Only lines holding the string "offset" are wanted; copy each one from the material.

Stored data entries:
+++

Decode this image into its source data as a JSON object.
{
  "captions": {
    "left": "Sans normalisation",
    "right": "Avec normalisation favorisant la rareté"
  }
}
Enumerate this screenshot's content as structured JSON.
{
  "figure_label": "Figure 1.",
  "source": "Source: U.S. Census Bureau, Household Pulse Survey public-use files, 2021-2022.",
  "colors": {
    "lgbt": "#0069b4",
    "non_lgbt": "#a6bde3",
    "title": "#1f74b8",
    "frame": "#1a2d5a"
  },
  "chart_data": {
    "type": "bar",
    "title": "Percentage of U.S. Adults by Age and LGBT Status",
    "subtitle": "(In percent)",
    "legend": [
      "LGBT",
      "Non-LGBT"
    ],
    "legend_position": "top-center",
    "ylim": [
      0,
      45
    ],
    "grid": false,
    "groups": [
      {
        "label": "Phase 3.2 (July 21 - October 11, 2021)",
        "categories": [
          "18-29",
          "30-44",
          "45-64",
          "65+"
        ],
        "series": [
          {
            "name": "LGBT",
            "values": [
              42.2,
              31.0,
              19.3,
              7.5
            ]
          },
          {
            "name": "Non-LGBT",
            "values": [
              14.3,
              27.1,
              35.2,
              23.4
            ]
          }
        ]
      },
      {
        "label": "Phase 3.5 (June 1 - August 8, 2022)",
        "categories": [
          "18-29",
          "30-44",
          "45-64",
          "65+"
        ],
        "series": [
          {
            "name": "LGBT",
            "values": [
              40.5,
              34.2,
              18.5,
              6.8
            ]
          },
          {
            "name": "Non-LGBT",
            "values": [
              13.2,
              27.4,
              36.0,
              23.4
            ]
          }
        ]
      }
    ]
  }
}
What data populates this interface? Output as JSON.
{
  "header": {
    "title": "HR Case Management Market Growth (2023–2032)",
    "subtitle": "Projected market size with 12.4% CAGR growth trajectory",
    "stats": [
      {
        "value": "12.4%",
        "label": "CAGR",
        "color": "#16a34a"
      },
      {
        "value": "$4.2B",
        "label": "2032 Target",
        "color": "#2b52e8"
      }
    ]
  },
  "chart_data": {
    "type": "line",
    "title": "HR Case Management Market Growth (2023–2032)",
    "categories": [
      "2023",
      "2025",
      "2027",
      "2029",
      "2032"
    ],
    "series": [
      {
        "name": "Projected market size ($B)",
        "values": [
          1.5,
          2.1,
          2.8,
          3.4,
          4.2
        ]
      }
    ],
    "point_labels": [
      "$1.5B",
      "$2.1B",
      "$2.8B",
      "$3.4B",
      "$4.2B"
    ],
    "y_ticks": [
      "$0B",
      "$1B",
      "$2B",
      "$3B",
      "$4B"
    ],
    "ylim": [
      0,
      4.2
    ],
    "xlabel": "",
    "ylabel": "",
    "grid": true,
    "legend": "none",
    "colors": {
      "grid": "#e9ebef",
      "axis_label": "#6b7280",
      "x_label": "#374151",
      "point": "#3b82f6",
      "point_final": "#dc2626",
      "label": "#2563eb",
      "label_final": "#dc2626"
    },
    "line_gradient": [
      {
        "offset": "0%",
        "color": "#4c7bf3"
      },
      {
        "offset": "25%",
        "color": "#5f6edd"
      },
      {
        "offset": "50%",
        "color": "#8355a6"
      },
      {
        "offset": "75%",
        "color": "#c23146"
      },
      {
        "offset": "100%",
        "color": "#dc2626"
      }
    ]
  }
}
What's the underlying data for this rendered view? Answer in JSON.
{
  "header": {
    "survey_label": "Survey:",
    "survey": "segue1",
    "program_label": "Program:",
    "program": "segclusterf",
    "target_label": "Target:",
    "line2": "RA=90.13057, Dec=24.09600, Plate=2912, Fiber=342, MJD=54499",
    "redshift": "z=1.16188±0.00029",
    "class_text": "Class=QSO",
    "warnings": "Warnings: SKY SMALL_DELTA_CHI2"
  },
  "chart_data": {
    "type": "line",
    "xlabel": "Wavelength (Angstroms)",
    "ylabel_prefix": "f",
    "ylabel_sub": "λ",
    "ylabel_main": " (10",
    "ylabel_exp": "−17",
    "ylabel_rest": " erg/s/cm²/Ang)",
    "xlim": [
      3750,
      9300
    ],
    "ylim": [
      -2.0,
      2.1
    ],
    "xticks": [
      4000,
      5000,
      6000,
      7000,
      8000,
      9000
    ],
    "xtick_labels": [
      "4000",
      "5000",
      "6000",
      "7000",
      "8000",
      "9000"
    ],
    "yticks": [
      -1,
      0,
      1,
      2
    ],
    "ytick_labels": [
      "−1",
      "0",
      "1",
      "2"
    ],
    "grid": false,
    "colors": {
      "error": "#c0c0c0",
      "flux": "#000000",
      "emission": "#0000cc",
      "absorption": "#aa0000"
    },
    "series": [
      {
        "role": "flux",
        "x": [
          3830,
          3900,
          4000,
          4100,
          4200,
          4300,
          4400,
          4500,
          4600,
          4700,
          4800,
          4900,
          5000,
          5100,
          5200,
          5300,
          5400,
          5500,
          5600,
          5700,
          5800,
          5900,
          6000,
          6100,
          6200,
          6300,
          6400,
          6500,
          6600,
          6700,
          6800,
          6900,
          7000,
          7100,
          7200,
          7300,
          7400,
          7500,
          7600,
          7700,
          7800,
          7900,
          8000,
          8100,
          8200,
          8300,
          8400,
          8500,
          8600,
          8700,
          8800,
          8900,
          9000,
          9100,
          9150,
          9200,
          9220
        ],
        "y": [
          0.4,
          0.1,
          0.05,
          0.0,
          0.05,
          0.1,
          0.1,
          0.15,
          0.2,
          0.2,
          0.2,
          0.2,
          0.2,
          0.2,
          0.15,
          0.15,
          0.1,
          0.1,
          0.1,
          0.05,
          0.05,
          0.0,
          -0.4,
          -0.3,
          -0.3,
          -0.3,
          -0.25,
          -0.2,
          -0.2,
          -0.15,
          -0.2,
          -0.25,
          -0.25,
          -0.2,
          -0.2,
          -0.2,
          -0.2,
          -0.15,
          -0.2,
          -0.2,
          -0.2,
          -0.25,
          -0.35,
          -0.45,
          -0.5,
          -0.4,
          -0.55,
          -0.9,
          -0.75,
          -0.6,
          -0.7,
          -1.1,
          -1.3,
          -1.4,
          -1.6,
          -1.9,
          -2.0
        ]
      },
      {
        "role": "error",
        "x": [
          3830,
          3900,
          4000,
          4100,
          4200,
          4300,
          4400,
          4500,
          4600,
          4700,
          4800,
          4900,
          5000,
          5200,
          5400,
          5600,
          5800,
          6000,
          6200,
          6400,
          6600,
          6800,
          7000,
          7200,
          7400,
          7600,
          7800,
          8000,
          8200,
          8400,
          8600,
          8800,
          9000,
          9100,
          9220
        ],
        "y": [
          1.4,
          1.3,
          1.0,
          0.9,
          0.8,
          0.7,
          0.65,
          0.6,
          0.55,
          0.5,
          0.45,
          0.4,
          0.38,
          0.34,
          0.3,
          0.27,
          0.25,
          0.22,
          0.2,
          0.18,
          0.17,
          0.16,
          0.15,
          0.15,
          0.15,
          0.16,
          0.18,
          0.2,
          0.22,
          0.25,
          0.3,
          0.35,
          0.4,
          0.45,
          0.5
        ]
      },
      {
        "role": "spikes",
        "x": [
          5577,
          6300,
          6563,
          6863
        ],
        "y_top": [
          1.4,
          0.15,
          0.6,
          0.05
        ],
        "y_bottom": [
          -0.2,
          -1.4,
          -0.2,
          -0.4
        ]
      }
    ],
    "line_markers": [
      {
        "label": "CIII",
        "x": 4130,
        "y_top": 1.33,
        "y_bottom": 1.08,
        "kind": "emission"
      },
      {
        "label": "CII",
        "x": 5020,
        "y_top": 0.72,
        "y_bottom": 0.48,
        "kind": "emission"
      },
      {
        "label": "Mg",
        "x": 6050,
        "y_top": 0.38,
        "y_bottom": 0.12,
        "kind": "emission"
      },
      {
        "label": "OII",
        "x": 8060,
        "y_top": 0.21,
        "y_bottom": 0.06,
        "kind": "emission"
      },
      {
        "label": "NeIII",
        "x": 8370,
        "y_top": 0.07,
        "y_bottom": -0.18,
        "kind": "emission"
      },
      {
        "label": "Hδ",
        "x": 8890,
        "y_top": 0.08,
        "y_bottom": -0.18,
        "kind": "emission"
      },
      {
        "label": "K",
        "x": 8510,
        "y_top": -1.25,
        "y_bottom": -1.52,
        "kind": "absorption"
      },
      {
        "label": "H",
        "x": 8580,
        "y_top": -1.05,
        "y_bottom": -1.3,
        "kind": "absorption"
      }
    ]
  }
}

+++

[EXERCISE ANSWER]
        "offset": "0%",
        "offset": "25%",
        "offset": "50%",
        "offset": "75%",
        "offset": "100%",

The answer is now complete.